== YOUR OBJECTIVE ==
Which lines of the material below contain the string "well"? Gather each of them and copy it in full.

(Labeled box records)

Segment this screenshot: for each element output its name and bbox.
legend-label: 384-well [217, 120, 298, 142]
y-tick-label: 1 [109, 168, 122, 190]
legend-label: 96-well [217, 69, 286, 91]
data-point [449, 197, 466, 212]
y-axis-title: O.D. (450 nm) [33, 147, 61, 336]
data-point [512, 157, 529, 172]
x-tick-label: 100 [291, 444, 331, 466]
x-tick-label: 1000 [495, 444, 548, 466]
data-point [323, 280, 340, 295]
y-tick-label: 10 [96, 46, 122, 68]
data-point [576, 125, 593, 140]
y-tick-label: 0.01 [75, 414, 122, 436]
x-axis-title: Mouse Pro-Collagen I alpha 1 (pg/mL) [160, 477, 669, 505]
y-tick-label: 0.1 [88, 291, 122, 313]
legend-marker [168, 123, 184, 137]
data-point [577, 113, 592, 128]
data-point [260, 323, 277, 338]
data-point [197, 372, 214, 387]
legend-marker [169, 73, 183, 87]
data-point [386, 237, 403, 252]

== EXERCISE RESULT ==
legend-label: 384-well [217, 120, 298, 142]
legend-label: 96-well [217, 69, 286, 91]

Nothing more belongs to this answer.